* YOUR TASK: The records that follow must be repeated verbatim, every one of them.

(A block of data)
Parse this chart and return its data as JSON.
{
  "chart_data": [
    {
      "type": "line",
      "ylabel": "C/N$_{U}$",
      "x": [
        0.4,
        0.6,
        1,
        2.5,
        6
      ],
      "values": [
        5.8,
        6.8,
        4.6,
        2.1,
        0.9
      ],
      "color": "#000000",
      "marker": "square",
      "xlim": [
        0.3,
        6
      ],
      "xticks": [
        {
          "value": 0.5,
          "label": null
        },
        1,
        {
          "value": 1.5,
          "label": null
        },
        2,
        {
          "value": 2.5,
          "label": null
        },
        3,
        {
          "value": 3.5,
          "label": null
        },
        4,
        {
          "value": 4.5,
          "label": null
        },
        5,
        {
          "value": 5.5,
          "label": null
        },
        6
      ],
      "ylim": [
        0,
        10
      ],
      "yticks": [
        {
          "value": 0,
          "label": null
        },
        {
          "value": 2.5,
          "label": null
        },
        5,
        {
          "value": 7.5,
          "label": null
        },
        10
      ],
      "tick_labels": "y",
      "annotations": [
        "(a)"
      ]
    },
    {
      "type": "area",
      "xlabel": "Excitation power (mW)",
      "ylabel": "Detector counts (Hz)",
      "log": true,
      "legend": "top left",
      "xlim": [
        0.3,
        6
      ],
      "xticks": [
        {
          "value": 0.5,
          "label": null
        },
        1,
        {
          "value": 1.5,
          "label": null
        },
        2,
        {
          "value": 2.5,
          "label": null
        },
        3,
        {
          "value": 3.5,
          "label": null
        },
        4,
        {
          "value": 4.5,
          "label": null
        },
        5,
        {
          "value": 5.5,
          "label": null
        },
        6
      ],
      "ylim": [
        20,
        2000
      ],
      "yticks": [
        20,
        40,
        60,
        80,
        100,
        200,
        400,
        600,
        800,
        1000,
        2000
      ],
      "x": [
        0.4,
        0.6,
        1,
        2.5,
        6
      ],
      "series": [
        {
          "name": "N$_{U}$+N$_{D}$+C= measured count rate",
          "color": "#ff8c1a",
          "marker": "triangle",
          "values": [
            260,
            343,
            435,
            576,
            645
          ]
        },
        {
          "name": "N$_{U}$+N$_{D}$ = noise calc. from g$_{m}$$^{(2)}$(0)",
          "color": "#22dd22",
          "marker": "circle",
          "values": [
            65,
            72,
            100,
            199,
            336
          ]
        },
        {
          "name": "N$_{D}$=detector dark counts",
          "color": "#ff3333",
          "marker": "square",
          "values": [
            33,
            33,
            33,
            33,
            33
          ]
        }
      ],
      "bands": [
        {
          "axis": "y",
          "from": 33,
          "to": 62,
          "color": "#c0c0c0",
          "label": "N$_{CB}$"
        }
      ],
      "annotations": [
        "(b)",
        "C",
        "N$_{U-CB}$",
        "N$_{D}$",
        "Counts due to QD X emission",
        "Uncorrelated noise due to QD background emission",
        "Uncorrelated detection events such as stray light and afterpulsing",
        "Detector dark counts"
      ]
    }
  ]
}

* CORRECT OUTPUT:
Parse this chart and return its data as JSON.
{
  "chart_data": [
    {
      "type": "line",
      "ylabel": "C/N$_{U}$",
      "x": [
        0.4,
        0.6,
        1,
        2.5,
        6
      ],
      "values": [
        5.8,
        6.8,
        4.6,
        2.1,
        0.9
      ],
      "color": "#000000",
      "marker": "square",
      "xlim": [
        0.3,
        6
      ],
      "xticks": [
        {
          "value": 0.5,
          "label": null
        },
        1,
        {
          "value": 1.5,
          "label": null
        },
        2,
        {
          "value": 2.5,
          "label": null
        },
        3,
        {
          "value": 3.5,
          "label": null
        },
        4,
        {
          "value": 4.5,
          "label": null
        },
        5,
        {
          "value": 5.5,
          "label": null
        },
        6
      ],
      "ylim": [
        0,
        10
      ],
      "yticks": [
        {
          "value": 0,
          "label": null
        },
        {
          "value": 2.5,
          "label": null
        },
        5,
        {
          "value": 7.5,
          "label": null
        },
        10
      ],
      "tick_labels": "y",
      "annotations": [
        "(a)"
      ]
    },
    {
      "type": "area",
      "xlabel": "Excitation power (mW)",
      "ylabel": "Detector counts (Hz)",
      "log": true,
      "legend": "top left",
      "xlim": [
        0.3,
        6
      ],
      "xticks": [
        {
          "value": 0.5,
          "label": null
        },
        1,
        {
          "value": 1.5,
          "label": null
        },
        2,
        {
          "value": 2.5,
          "label": null
        },
        3,
        {
          "value": 3.5,
          "label": null
        },
        4,
        {
          "value": 4.5,
          "label": null
        },
        5,
        {
          "value": 5.5,
          "label": null
        },
        6
      ],
      "ylim": [
        20,
        2000
      ],
      "yticks": [
        20,
        40,
        60,
        80,
        100,
        200,
        400,
        600,
        800,
        1000,
        2000
      ],
      "x": [
        0.4,
        0.6,
        1,
        2.5,
        6
      ],
      "series": [
        {
          "name": "N$_{U}$+N$_{D}$+C= measured count rate",
          "color": "#ff8c1a",
          "marker": "triangle",
          "values": [
            260,
            343,
            435,
            576,
            645
          ]
        },
        {
          "name": "N$_{U}$+N$_{D}$ = noise calc. from g$_{m}$$^{(2)}$(0)",
          "color": "#22dd22",
          "marker": "circle",
          "values": [
            65,
            72,
            100,
            199,
            336
          ]
        },
        {
          "name": "N$_{D}$=detector dark counts",
          "color": "#ff3333",
          "marker": "square",
          "values": [
            33,
            33,
            33,
            33,
            33
          ]
        }
      ],
      "bands": [
        {
          "axis": "y",
          "from": 33,
          "to": 62,
          "color": "#c0c0c0",
          "label": "N$_{CB}$"
        }
      ],
      "annotations": [
        "(b)",
        "C",
        "N$_{U-CB}$",
        "N$_{D}$",
        "Counts due to QD X emission",
        "Uncorrelated noise due to QD background emission",
        "Uncorrelated detection events such as stray light and afterpulsing",
        "Detector dark counts"
      ]
    }
  ]
}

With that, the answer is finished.